Type every record exactly as it appears.

══════════════════════════════

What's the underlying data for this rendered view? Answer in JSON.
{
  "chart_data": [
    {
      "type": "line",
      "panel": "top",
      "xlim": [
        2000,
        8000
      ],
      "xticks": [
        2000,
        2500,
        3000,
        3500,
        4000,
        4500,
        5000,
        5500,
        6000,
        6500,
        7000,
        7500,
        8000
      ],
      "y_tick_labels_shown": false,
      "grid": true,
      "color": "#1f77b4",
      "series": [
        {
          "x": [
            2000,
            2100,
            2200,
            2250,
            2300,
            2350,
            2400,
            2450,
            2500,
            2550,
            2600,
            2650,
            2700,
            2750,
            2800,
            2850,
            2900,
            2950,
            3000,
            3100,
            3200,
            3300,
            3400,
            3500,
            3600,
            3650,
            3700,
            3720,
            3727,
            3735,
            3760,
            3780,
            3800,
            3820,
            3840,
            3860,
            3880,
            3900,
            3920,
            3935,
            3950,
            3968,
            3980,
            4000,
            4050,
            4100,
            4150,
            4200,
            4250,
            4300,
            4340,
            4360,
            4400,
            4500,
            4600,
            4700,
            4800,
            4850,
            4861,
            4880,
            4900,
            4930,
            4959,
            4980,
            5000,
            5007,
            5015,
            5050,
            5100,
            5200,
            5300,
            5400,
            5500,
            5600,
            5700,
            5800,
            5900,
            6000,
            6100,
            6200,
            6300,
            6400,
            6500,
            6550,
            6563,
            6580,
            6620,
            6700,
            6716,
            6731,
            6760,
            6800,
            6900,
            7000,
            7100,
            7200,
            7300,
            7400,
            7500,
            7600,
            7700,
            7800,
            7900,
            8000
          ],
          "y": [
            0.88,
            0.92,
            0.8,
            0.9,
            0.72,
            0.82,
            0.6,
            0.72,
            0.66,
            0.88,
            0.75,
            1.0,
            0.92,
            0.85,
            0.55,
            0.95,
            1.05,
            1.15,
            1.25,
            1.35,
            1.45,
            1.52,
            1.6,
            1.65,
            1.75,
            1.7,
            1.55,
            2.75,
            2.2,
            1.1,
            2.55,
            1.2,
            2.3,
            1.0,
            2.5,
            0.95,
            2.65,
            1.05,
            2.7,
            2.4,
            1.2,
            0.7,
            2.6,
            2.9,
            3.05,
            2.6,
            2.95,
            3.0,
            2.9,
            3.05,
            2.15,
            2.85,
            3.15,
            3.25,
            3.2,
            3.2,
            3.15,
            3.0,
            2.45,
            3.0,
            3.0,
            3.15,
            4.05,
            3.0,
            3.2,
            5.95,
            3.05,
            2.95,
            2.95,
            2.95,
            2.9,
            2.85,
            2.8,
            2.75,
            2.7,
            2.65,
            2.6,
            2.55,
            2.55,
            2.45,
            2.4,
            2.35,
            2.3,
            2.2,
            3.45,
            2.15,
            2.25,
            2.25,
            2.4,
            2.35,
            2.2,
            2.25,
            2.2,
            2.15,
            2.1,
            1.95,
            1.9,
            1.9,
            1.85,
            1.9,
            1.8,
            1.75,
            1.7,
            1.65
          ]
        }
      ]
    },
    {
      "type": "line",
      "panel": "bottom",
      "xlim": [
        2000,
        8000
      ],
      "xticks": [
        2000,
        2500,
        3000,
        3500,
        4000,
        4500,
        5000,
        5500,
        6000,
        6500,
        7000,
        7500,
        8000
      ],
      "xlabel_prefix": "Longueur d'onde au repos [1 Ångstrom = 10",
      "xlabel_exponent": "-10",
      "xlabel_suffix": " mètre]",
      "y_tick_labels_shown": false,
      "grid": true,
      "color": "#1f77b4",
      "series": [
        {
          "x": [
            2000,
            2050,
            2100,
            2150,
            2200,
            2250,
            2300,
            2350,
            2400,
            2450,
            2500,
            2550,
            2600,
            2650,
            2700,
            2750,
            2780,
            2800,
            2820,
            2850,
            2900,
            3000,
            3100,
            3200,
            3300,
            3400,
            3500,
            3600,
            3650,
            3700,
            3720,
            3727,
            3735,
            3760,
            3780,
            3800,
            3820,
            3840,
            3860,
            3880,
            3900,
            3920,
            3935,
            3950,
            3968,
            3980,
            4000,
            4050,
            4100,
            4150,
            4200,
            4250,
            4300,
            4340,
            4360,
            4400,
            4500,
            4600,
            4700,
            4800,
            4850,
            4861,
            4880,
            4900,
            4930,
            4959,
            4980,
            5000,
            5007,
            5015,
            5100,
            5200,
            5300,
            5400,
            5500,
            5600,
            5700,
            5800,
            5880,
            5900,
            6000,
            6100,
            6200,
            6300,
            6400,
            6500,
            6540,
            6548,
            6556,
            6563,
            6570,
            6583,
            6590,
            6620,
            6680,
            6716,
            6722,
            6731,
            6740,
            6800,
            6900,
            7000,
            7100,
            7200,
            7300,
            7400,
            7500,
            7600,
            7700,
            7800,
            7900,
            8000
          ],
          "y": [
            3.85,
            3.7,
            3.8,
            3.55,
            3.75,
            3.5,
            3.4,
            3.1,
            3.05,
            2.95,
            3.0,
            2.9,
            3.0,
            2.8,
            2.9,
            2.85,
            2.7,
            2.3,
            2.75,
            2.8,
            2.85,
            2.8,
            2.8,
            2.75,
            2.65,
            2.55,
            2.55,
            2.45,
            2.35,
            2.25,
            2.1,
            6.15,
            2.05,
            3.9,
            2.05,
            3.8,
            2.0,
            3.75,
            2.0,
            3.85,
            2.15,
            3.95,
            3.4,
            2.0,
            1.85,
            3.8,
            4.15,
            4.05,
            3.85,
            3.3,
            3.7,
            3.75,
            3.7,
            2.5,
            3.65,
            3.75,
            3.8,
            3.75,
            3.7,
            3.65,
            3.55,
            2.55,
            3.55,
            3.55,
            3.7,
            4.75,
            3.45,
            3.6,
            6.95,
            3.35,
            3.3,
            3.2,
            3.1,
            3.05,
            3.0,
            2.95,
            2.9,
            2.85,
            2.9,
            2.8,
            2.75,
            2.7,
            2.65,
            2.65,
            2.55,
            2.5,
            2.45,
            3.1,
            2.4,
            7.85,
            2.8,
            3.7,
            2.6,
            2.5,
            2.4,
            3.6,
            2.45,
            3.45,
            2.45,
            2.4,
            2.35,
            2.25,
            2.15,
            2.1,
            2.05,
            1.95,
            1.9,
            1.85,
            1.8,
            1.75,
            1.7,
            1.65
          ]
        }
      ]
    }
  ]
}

══════════════════════════════

- Written response
What's the underlying data for this rendered view? Answer in JSON.
{
  "chart_data": [
    {
      "type": "line",
      "panel": "top",
      "xlim": [
        2000,
        8000
      ],
      "xticks": [
        2000,
        2500,
        3000,
        3500,
        4000,
        4500,
        5000,
        5500,
        6000,
        6500,
        7000,
        7500,
        8000
      ],
      "y_tick_labels_shown": false,
      "grid": true,
      "color": "#1f77b4",
      "series": [
        {
          "x": [
            2000,
            2100,
            2200,
            2250,
            2300,
            2350,
            2400,
            2450,
            2500,
            2550,
            2600,
            2650,
            2700,
            2750,
            2800,
            2850,
            2900,
            2950,
            3000,
            3100,
            3200,
            3300,
            3400,
            3500,
            3600,
            3650,
            3700,
            3720,
            3727,
            3735,
            3760,
            3780,
            3800,
            3820,
            3840,
            3860,
            3880,
            3900,
            3920,
            3935,
            3950,
            3968,
            3980,
            4000,
            4050,
            4100,
            4150,
            4200,
            4250,
            4300,
            4340,
            4360,
            4400,
            4500,
            4600,
            4700,
            4800,
            4850,
            4861,
            4880,
            4900,
            4930,
            4959,
            4980,
            5000,
            5007,
            5015,
            5050,
            5100,
            5200,
            5300,
            5400,
            5500,
            5600,
            5700,
            5800,
            5900,
            6000,
            6100,
            6200,
            6300,
            6400,
            6500,
            6550,
            6563,
            6580,
            6620,
            6700,
            6716,
            6731,
            6760,
            6800,
            6900,
            7000,
            7100,
            7200,
            7300,
            7400,
            7500,
            7600,
            7700,
            7800,
            7900,
            8000
          ],
          "y": [
            0.88,
            0.92,
            0.8,
            0.9,
            0.72,
            0.82,
            0.6,
            0.72,
            0.66,
            0.88,
            0.75,
            1.0,
            0.92,
            0.85,
            0.55,
            0.95,
            1.05,
            1.15,
            1.25,
            1.35,
            1.45,
            1.52,
            1.6,
            1.65,
            1.75,
            1.7,
            1.55,
            2.75,
            2.2,
            1.1,
            2.55,
            1.2,
            2.3,
            1.0,
            2.5,
            0.95,
            2.65,
            1.05,
            2.7,
            2.4,
            1.2,
            0.7,
            2.6,
            2.9,
            3.05,
            2.6,
            2.95,
            3.0,
            2.9,
            3.05,
            2.15,
            2.85,
            3.15,
            3.25,
            3.2,
            3.2,
            3.15,
            3.0,
            2.45,
            3.0,
            3.0,
            3.15,
            4.05,
            3.0,
            3.2,
            5.95,
            3.05,
            2.95,
            2.95,
            2.95,
            2.9,
            2.85,
            2.8,
            2.75,
            2.7,
            2.65,
            2.6,
            2.55,
            2.55,
            2.45,
            2.4,
            2.35,
            2.3,
            2.2,
            3.45,
            2.15,
            2.25,
            2.25,
            2.4,
            2.35,
            2.2,
            2.25,
            2.2,
            2.15,
            2.1,
            1.95,
            1.9,
            1.9,
            1.85,
            1.9,
            1.8,
            1.75,
            1.7,
            1.65
          ]
        }
      ]
    },
    {
      "type": "line",
      "panel": "bottom",
      "xlim": [
        2000,
        8000
      ],
      "xticks": [
        2000,
        2500,
        3000,
        3500,
        4000,
        4500,
        5000,
        5500,
        6000,
        6500,
        7000,
        7500,
        8000
      ],
      "xlabel_prefix": "Longueur d'onde au repos [1 Ångstrom = 10",
      "xlabel_exponent": "-10",
      "xlabel_suffix": " mètre]",
      "y_tick_labels_shown": false,
      "grid": true,
      "color": "#1f77b4",
      "series": [
        {
          "x": [
            2000,
            2050,
            2100,
            2150,
            2200,
            2250,
            2300,
            2350,
            2400,
            2450,
            2500,
            2550,
            2600,
            2650,
            2700,
            2750,
            2780,
            2800,
            2820,
            2850,
            2900,
            3000,
            3100,
            3200,
            3300,
            3400,
            3500,
            3600,
            3650,
            3700,
            3720,
            3727,
            3735,
            3760,
            3780,
            3800,
            3820,
            3840,
            3860,
            3880,
            3900,
            3920,
            3935,
            3950,
            3968,
            3980,
            4000,
            4050,
            4100,
            4150,
            4200,
            4250,
            4300,
            4340,
            4360,
            4400,
            4500,
            4600,
            4700,
            4800,
            4850,
            4861,
            4880,
            4900,
            4930,
            4959,
            4980,
            5000,
            5007,
            5015,
            5100,
            5200,
            5300,
            5400,
            5500,
            5600,
            5700,
            5800,
            5880,
            5900,
            6000,
            6100,
            6200,
            6300,
            6400,
            6500,
            6540,
            6548,
            6556,
            6563,
            6570,
            6583,
            6590,
            6620,
            6680,
            6716,
            6722,
            6731,
            6740,
            6800,
            6900,
            7000,
            7100,
            7200,
            7300,
            7400,
            7500,
            7600,
            7700,
            7800,
            7900,
            8000
          ],
          "y": [
            3.85,
            3.7,
            3.8,
            3.55,
            3.75,
            3.5,
            3.4,
            3.1,
            3.05,
            2.95,
            3.0,
            2.9,
            3.0,
            2.8,
            2.9,
            2.85,
            2.7,
            2.3,
            2.75,
            2.8,
            2.85,
            2.8,
            2.8,
            2.75,
            2.65,
            2.55,
            2.55,
            2.45,
            2.35,
            2.25,
            2.1,
            6.15,
            2.05,
            3.9,
            2.05,
            3.8,
            2.0,
            3.75,
            2.0,
            3.85,
            2.15,
            3.95,
            3.4,
            2.0,
            1.85,
            3.8,
            4.15,
            4.05,
            3.85,
            3.3,
            3.7,
            3.75,
            3.7,
            2.5,
            3.65,
            3.75,
            3.8,
            3.75,
            3.7,
            3.65,
            3.55,
            2.55,
            3.55,
            3.55,
            3.7,
            4.75,
            3.45,
            3.6,
            6.95,
            3.35,
            3.3,
            3.2,
            3.1,
            3.05,
            3.0,
            2.95,
            2.9,
            2.85,
            2.9,
            2.8,
            2.75,
            2.7,
            2.65,
            2.65,
            2.55,
            2.5,
            2.45,
            3.1,
            2.4,
            7.85,
            2.8,
            3.7,
            2.6,
            2.5,
            2.4,
            3.6,
            2.45,
            3.45,
            2.45,
            2.4,
            2.35,
            2.25,
            2.15,
            2.1,
            2.05,
            1.95,
            1.9,
            1.85,
            1.8,
            1.75,
            1.7,
            1.65
          ]
        }
      ]
    }
  ]
}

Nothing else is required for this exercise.